BRIEF: Extract every record, exactly as written, and ignore the pictures.

ENTRIES PROVIDED:
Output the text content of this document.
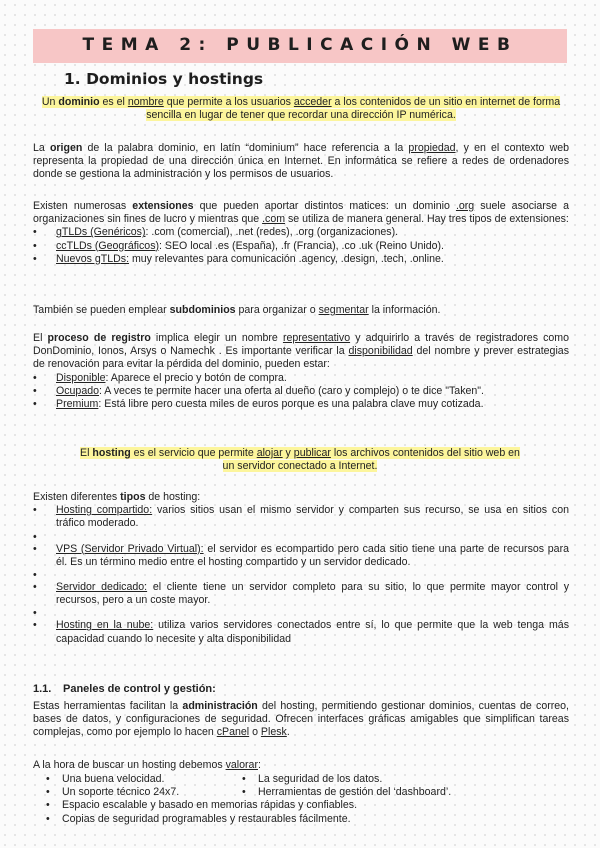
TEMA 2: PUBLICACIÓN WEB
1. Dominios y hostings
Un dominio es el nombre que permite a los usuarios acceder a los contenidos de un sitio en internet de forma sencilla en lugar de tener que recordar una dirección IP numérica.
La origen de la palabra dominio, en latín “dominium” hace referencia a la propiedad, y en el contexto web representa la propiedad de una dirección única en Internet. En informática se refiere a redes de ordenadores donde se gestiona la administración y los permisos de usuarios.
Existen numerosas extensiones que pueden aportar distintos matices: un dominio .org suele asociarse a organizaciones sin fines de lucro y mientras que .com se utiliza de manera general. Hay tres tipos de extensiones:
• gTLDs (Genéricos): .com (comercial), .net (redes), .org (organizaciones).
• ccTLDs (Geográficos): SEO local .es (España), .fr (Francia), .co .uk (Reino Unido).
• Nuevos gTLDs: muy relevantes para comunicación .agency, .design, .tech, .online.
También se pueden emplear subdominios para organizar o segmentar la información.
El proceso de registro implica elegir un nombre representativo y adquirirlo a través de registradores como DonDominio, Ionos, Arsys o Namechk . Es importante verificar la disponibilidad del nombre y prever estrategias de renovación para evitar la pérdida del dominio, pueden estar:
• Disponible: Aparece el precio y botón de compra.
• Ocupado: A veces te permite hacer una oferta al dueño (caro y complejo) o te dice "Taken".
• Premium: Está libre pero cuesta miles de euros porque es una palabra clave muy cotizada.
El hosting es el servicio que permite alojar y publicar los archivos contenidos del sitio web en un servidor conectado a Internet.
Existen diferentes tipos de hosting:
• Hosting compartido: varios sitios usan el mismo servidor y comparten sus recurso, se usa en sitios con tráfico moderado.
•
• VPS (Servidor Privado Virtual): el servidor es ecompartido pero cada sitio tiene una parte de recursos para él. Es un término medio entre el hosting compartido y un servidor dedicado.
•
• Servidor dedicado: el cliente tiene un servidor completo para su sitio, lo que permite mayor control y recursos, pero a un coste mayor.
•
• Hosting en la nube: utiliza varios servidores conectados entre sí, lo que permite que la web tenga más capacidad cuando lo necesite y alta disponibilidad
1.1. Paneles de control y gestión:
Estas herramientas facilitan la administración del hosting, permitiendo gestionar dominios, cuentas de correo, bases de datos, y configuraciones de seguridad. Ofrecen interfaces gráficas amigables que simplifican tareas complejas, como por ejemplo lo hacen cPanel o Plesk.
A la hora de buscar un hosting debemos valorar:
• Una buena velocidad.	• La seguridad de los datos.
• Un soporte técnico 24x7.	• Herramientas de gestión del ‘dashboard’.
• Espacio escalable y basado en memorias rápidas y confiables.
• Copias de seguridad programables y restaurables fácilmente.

ANSWER TO THE EXERCISE:
Output the text content of this document.
TEMA 2: PUBLICACIÓN WEB
1. Dominios y hostings
Un dominio es el nombre que permite a los usuarios acceder a los contenidos de un sitio en internet de forma sencilla en lugar de tener que recordar una dirección IP numérica.
La origen de la palabra dominio, en latín “dominium” hace referencia a la propiedad, y en el contexto web representa la propiedad de una dirección única en Internet. En informática se refiere a redes de ordenadores donde se gestiona la administración y los permisos de usuarios.
Existen numerosas extensiones que pueden aportar distintos matices: un dominio .org suele asociarse a organizaciones sin fines de lucro y mientras que .com se utiliza de manera general. Hay tres tipos de extensiones:
• gTLDs (Genéricos): .com (comercial), .net (redes), .org (organizaciones).
• ccTLDs (Geográficos): SEO local .es (España), .fr (Francia), .co .uk (Reino Unido).
• Nuevos gTLDs: muy relevantes para comunicación .agency, .design, .tech, .online.
También se pueden emplear subdominios para organizar o segmentar la información.
El proceso de registro implica elegir un nombre representativo y adquirirlo a través de registradores como DonDominio, Ionos, Arsys o Namechk . Es importante verificar la disponibilidad del nombre y prever estrategias de renovación para evitar la pérdida del dominio, pueden estar:
• Disponible: Aparece el precio y botón de compra.
• Ocupado: A veces te permite hacer una oferta al dueño (caro y complejo) o te dice "Taken".
• Premium: Está libre pero cuesta miles de euros porque es una palabra clave muy cotizada.
El hosting es el servicio que permite alojar y publicar los archivos contenidos del sitio web en un servidor conectado a Internet.
Existen diferentes tipos de hosting:
• Hosting compartido: varios sitios usan el mismo servidor y comparten sus recurso, se usa en sitios con tráfico moderado.
•
• VPS (Servidor Privado Virtual): el servidor es ecompartido pero cada sitio tiene una parte de recursos para él. Es un término medio entre el hosting compartido y un servidor dedicado.
•
• Servidor dedicado: el cliente tiene un servidor completo para su sitio, lo que permite mayor control y recursos, pero a un coste mayor.
•
• Hosting en la nube: utiliza varios servidores conectados entre sí, lo que permite que la web tenga más capacidad cuando lo necesite y alta disponibilidad
1.1. Paneles de control y gestión:
Estas herramientas facilitan la administración del hosting, permitiendo gestionar dominios, cuentas de correo, bases de datos, y configuraciones de seguridad. Ofrecen interfaces gráficas amigables que simplifican tareas complejas, como por ejemplo lo hacen cPanel o Plesk.
A la hora de buscar un hosting debemos valorar:
• Una buena velocidad.	• La seguridad de los datos.
• Un soporte técnico 24x7.	• Herramientas de gestión del ‘dashboard’.
• Espacio escalable y basado en memorias rápidas y confiables.
• Copias de seguridad programables y restaurables fácilmente.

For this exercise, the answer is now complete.